Dataset items
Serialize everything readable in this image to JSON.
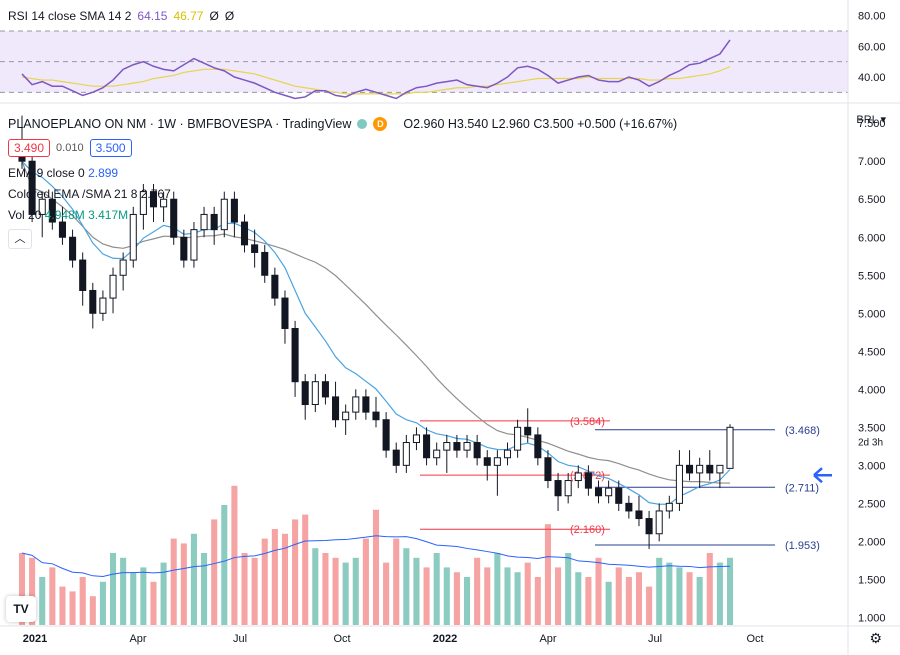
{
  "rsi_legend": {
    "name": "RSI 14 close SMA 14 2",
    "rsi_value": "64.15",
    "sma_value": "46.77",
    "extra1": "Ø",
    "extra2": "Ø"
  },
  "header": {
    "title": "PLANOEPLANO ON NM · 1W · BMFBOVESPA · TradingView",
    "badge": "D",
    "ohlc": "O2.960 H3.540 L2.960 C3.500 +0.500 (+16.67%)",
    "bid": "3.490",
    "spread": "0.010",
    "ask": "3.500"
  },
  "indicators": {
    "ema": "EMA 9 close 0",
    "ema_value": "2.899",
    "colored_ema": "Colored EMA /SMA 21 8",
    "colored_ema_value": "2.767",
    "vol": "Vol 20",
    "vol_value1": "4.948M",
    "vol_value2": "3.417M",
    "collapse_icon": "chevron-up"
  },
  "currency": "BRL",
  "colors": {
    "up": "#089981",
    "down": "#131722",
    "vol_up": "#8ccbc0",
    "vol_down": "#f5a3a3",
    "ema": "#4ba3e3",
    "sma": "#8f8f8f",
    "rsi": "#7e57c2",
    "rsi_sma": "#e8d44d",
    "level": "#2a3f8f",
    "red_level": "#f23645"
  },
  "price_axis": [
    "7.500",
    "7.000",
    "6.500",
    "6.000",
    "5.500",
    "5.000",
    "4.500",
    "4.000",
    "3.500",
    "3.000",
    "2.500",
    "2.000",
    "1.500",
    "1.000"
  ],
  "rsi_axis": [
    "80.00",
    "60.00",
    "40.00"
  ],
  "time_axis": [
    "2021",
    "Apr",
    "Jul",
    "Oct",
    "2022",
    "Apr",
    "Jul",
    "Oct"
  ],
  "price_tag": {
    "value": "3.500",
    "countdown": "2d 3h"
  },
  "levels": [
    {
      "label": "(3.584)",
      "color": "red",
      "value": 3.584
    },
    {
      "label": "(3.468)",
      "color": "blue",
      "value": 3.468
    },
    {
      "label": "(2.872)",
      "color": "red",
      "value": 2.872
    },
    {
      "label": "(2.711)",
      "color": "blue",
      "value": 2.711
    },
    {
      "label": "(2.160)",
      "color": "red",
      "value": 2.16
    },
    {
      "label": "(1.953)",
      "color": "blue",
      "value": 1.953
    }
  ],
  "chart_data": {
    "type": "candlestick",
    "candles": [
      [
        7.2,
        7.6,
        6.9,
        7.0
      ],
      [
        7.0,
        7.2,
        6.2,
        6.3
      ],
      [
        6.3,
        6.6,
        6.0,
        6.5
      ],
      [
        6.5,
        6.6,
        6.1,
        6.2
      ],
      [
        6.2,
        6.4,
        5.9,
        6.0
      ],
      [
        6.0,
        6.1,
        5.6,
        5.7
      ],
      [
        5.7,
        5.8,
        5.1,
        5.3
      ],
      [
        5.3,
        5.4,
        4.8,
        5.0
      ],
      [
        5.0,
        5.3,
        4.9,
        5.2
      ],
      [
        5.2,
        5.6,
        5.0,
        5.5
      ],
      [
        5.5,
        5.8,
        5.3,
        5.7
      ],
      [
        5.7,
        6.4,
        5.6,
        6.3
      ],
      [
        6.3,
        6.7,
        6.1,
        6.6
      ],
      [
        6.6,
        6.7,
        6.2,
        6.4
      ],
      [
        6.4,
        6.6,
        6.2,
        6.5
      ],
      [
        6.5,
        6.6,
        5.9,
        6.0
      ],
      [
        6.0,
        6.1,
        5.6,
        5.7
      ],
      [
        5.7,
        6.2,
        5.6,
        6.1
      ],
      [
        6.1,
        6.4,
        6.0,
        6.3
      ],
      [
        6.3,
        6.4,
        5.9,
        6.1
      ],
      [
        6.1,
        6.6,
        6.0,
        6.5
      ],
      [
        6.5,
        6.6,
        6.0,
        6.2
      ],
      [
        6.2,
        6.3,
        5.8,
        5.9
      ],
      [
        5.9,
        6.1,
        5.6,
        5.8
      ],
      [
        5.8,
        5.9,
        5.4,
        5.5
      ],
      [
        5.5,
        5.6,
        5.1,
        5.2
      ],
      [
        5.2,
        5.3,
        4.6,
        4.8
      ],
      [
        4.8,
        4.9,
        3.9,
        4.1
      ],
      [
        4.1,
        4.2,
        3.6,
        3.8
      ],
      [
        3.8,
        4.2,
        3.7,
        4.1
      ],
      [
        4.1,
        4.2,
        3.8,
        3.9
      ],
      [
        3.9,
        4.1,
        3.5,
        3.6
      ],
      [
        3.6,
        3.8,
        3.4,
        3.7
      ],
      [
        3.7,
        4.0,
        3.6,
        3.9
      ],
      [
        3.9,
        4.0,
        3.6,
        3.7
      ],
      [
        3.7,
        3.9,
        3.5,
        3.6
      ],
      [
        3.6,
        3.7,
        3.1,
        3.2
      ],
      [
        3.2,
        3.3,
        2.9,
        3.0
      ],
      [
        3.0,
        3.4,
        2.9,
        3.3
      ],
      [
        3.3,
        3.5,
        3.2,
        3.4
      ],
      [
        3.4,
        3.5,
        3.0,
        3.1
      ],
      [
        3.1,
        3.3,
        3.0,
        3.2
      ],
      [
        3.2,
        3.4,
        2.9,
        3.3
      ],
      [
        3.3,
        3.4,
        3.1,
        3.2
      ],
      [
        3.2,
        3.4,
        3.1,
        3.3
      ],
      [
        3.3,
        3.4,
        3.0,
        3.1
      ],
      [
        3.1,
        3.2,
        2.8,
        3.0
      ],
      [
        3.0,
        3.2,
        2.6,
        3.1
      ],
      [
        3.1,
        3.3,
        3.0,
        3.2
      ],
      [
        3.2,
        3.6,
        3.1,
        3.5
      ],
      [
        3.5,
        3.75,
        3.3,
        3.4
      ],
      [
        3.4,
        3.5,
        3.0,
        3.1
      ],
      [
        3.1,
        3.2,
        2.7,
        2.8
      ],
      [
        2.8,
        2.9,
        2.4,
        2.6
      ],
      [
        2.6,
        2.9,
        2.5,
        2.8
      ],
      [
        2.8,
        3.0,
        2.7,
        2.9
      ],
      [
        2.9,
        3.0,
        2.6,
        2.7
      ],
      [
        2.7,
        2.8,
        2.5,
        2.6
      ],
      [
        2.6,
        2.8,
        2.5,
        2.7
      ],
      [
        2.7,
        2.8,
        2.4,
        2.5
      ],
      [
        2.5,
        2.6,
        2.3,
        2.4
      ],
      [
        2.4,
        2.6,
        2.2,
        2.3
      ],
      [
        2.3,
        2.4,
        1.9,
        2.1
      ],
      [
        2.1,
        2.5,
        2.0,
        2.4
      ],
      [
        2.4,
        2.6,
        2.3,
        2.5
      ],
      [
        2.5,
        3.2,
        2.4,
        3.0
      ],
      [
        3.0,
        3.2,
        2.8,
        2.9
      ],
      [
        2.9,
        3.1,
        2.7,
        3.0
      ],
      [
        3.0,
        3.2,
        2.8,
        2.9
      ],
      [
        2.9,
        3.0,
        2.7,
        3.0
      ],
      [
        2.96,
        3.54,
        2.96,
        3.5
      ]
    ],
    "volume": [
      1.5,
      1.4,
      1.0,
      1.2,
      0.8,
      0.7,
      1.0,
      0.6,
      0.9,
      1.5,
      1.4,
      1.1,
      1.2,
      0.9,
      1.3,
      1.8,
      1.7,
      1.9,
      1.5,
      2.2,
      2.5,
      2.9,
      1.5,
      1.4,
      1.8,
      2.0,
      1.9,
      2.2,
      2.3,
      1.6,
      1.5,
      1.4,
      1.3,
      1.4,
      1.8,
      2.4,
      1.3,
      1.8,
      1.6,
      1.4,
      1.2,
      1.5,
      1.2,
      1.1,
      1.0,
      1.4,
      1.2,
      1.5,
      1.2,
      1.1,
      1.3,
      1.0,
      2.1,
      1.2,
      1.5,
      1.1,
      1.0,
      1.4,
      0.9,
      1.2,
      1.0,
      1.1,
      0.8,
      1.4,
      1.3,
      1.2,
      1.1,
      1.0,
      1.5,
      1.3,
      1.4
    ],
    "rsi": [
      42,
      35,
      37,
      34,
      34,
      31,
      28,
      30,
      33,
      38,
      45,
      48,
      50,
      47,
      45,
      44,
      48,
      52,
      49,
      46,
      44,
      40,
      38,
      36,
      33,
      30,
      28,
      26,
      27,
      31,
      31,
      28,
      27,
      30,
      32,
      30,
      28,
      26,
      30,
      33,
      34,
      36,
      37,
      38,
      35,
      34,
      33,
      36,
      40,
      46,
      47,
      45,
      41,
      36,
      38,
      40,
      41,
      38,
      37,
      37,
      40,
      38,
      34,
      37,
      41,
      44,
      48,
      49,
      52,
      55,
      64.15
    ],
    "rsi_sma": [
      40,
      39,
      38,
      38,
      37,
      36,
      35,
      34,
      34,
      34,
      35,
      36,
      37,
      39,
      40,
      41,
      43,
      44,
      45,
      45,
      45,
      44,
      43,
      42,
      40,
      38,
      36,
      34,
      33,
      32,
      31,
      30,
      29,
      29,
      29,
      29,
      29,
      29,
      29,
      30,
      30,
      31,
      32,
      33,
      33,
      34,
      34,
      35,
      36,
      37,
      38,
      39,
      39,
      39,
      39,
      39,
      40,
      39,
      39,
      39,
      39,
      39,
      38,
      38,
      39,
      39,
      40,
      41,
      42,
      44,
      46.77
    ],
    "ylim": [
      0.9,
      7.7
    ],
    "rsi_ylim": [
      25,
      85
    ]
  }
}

GIVEN REQUEST:
Work out how many lines of the data hold the string "close". Reply with that number alone.

RESPONSE FOR THIS EXERCISE:
2